* _WHAT THE TASK REQUIRES_
Take each line containing "open" and report it exactly as written.
:: SUPPLIED INFORMATION ::
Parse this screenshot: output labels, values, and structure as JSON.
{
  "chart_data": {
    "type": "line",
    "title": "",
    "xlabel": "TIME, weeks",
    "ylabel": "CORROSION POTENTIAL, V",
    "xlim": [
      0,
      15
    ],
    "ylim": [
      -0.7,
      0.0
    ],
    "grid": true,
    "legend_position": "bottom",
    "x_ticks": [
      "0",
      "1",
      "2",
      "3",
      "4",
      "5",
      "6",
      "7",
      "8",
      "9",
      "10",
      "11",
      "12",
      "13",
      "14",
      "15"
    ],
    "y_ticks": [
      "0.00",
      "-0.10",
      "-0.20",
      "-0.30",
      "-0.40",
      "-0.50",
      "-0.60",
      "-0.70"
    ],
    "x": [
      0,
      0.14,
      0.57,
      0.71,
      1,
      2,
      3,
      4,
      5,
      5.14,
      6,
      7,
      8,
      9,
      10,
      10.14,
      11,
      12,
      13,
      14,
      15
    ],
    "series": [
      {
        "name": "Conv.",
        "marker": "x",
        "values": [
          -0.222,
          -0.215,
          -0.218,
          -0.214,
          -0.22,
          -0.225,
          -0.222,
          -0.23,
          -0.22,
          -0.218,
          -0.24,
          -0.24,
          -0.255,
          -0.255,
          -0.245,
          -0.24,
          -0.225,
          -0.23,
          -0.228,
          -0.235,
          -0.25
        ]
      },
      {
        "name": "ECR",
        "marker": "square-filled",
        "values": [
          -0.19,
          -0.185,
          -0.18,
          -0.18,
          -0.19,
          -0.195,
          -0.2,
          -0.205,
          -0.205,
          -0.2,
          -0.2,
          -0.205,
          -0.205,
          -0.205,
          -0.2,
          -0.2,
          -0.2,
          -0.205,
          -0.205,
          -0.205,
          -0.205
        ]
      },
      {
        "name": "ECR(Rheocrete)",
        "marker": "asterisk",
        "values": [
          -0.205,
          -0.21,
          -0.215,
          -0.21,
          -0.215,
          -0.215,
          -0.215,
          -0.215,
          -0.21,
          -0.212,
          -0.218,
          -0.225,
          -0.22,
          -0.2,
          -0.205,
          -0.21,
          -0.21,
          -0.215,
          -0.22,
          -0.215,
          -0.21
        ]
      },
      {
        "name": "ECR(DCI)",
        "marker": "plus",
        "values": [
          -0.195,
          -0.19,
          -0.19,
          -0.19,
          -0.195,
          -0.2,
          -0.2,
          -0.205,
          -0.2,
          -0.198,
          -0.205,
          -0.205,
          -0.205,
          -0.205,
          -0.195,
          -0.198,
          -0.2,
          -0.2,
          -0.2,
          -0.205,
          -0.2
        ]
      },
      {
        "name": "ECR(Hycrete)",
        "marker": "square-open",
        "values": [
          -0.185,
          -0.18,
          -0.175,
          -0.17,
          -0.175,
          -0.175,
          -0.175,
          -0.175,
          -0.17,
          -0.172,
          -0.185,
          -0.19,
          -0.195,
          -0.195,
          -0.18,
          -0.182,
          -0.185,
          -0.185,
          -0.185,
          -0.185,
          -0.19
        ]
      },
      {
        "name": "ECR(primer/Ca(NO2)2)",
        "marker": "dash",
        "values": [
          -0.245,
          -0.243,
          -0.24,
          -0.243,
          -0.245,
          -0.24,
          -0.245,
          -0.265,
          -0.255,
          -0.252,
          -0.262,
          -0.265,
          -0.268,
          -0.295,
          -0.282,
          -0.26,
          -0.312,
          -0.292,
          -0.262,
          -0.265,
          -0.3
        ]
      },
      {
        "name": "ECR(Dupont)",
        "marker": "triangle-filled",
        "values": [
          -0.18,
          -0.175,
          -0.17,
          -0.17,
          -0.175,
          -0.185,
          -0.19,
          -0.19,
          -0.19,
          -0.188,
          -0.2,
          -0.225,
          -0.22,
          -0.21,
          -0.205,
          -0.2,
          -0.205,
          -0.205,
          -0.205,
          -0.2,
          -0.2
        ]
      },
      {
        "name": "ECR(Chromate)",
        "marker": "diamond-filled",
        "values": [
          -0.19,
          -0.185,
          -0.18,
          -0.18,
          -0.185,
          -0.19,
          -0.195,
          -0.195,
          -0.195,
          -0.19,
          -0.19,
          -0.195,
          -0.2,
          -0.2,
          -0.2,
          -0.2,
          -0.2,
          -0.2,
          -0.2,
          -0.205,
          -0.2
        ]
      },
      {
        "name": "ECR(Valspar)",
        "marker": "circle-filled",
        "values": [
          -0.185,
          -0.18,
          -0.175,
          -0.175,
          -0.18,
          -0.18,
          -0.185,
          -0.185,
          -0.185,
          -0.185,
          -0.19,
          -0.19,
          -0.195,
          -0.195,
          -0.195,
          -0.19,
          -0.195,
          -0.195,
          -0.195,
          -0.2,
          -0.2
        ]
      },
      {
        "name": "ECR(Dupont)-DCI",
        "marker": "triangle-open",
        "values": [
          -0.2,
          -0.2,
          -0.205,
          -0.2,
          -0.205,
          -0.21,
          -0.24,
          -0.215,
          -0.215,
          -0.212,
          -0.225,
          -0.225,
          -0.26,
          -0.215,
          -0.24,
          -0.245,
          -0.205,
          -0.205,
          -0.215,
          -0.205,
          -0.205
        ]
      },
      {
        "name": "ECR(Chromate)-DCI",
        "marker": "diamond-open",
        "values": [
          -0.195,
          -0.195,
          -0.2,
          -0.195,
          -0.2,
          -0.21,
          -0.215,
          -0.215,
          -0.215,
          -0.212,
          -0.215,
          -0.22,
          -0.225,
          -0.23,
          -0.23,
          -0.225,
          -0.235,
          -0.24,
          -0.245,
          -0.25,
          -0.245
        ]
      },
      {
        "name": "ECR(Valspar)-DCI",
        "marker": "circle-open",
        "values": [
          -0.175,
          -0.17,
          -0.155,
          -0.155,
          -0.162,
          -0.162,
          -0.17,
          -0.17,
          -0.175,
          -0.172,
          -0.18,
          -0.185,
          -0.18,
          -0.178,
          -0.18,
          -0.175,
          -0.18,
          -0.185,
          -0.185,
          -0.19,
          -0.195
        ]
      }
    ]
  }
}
:::
* _ANSWER TO THE TASK_
        "marker": "square-open",
        "marker": "triangle-open",
        "marker": "diamond-open",
        "marker": "circle-open",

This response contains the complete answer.